INSTRUCTIONS TO FOLLOW: Copy every line that holds "低效土地利用开发".

** begin PROVIDED RECORDS **

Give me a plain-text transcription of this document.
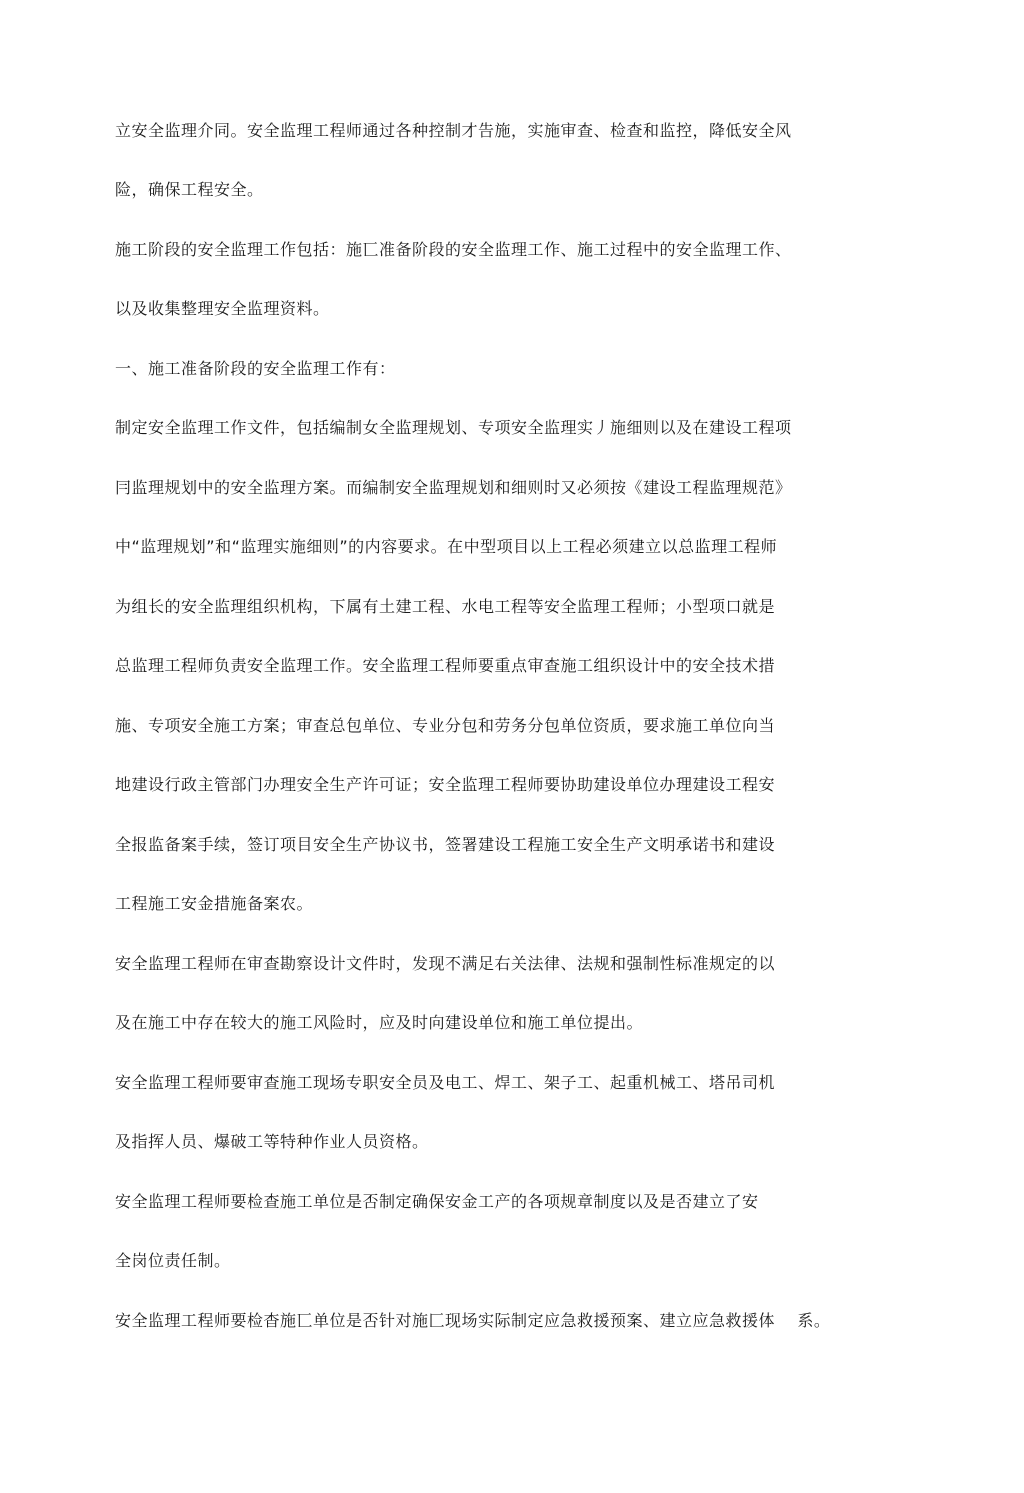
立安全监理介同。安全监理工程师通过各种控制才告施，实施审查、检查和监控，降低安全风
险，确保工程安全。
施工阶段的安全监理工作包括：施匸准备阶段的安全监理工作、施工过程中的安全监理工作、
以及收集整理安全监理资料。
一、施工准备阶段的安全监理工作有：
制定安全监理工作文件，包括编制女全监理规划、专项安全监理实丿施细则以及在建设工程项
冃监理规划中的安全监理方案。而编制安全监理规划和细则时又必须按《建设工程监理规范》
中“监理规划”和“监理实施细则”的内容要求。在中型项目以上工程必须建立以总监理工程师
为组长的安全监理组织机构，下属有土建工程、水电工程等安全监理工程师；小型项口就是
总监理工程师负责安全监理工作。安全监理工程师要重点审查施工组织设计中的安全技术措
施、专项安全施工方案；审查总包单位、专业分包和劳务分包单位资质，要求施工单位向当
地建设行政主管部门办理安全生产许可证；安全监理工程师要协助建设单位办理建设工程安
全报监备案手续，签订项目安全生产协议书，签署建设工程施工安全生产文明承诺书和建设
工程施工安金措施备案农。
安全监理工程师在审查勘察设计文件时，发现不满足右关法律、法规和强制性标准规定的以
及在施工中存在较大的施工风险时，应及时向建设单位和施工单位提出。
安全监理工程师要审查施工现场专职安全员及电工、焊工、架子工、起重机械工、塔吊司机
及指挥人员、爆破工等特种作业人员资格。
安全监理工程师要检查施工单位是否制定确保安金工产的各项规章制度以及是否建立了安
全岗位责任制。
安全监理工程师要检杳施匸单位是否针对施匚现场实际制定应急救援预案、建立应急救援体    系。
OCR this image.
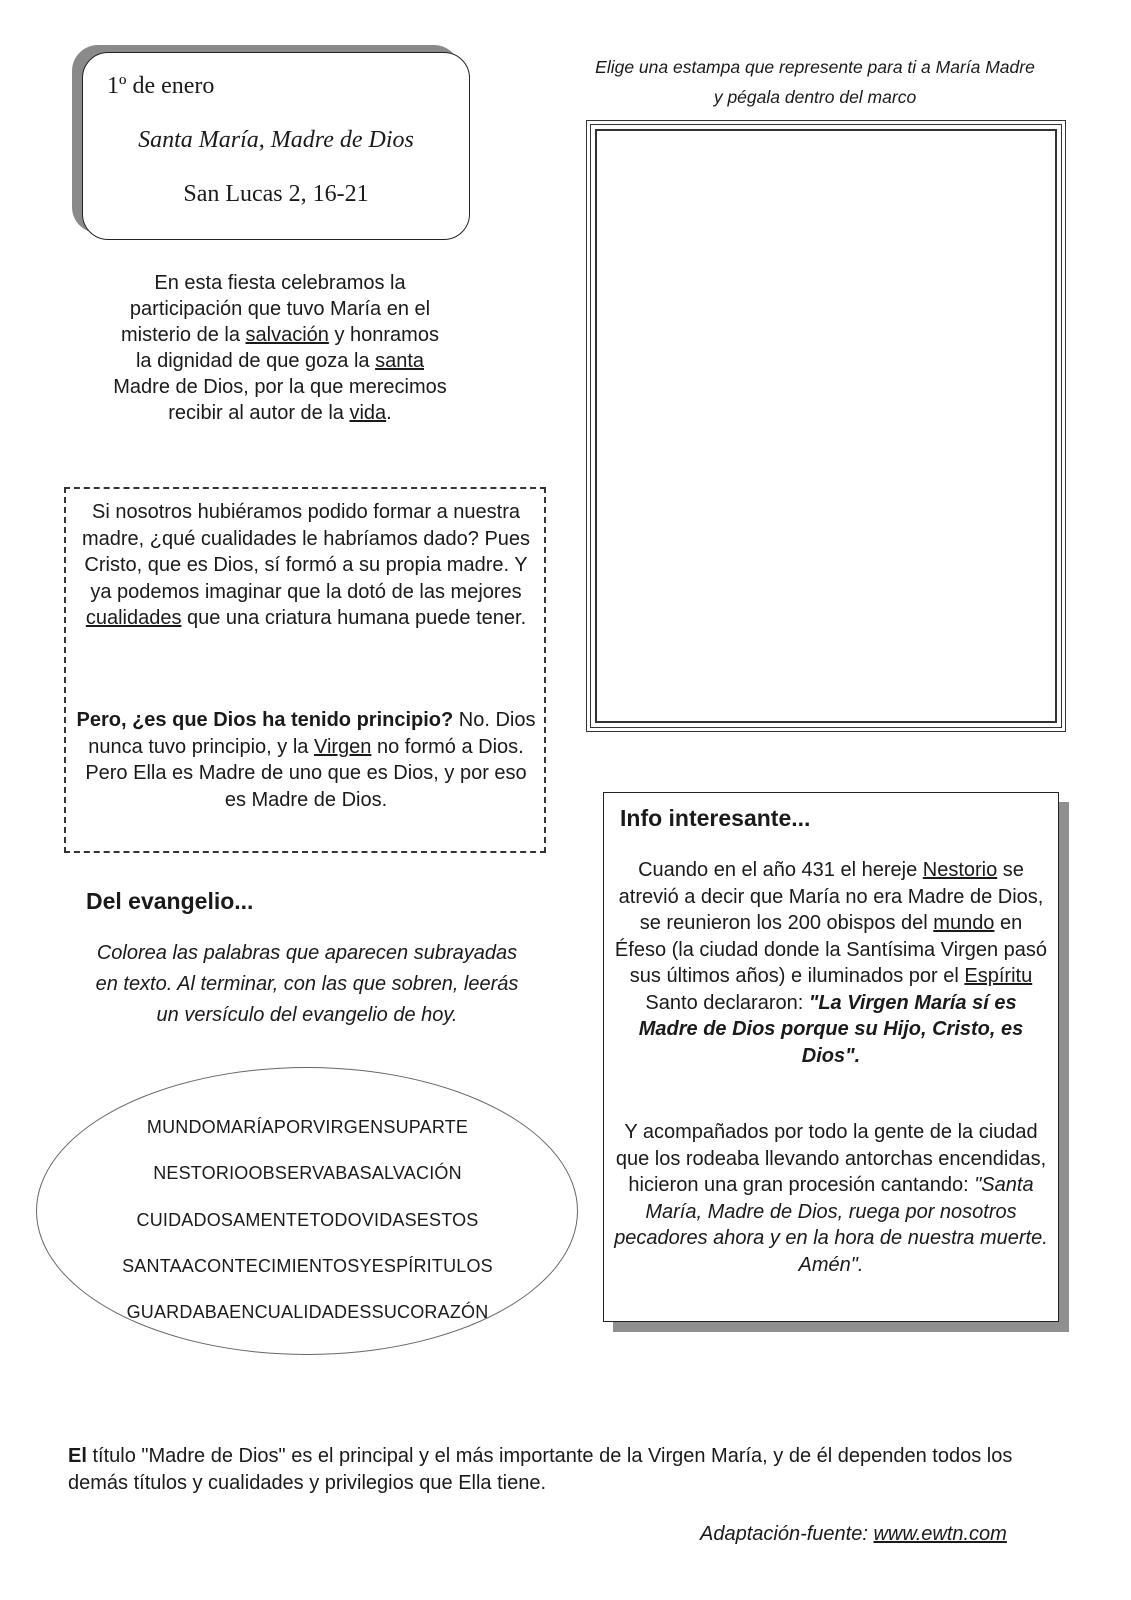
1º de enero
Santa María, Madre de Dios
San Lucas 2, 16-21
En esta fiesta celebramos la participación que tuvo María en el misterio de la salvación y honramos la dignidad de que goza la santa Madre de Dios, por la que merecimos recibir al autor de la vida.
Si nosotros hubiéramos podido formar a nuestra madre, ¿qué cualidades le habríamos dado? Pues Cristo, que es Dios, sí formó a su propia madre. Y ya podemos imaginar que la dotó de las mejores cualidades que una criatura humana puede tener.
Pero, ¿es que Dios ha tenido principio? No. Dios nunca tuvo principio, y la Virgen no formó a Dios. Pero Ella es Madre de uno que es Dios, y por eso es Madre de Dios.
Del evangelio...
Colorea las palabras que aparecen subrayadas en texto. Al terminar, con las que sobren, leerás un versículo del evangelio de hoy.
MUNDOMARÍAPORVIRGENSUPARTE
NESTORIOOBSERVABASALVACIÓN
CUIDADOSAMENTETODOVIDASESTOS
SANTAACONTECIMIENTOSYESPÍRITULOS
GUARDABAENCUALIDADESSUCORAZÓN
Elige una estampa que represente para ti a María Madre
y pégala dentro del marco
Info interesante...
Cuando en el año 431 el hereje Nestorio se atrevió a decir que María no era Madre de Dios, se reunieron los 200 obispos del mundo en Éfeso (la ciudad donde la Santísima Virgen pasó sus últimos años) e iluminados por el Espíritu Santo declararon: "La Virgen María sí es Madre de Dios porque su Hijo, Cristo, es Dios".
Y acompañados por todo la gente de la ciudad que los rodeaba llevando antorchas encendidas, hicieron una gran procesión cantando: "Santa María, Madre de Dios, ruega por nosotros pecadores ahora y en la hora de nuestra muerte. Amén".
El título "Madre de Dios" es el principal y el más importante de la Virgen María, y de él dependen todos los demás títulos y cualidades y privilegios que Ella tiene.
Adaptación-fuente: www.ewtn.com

** end PROVIDED RECORDS **
** begin PROVIDED RECORDS **

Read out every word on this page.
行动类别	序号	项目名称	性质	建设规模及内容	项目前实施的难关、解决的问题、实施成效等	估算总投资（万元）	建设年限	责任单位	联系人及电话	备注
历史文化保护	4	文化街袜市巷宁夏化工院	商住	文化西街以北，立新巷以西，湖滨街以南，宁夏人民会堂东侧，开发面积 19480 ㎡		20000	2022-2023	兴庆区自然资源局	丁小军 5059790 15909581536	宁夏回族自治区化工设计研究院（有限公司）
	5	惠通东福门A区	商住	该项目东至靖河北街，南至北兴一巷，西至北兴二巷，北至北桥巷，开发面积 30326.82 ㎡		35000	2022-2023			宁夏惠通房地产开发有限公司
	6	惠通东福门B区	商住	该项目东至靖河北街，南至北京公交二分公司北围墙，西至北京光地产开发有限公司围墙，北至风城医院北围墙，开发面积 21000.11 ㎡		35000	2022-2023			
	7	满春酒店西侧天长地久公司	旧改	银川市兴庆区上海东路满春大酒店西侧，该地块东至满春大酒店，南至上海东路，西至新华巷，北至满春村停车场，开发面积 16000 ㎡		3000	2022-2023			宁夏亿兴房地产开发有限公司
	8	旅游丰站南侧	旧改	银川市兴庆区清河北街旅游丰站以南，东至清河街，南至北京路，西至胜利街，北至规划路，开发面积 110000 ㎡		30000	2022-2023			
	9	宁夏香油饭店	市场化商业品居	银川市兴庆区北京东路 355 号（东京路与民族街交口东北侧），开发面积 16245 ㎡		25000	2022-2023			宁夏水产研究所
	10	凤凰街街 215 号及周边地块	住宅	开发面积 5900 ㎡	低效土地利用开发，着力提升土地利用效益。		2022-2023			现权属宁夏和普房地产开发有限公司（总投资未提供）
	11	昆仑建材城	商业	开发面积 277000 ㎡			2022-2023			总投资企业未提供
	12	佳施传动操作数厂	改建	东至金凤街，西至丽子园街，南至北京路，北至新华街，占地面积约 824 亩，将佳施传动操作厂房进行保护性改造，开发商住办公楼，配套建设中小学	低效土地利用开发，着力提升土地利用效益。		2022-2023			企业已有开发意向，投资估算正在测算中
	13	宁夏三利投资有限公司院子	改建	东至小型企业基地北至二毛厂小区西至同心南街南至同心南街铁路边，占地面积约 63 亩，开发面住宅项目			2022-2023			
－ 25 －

** end PROVIDED RECORDS **

CORRECT ANSWER:
	10	凤凰街街 215 号及周边地块	住宅	开发面积 5900 ㎡	低效土地利用开发，着力提升土地利用效益。		2022-2023			现权属宁夏和普房地产开发有限公司（总投资未提供）
	12	佳施传动操作数厂	改建	东至金凤街，西至丽子园街，南至北京路，北至新华街，占地面积约 824 亩，将佳施传动操作厂房进行保护性改造，开发商住办公楼，配套建设中小学	低效土地利用开发，着力提升土地利用效益。		2022-2023			企业已有开发意向，投资估算正在测算中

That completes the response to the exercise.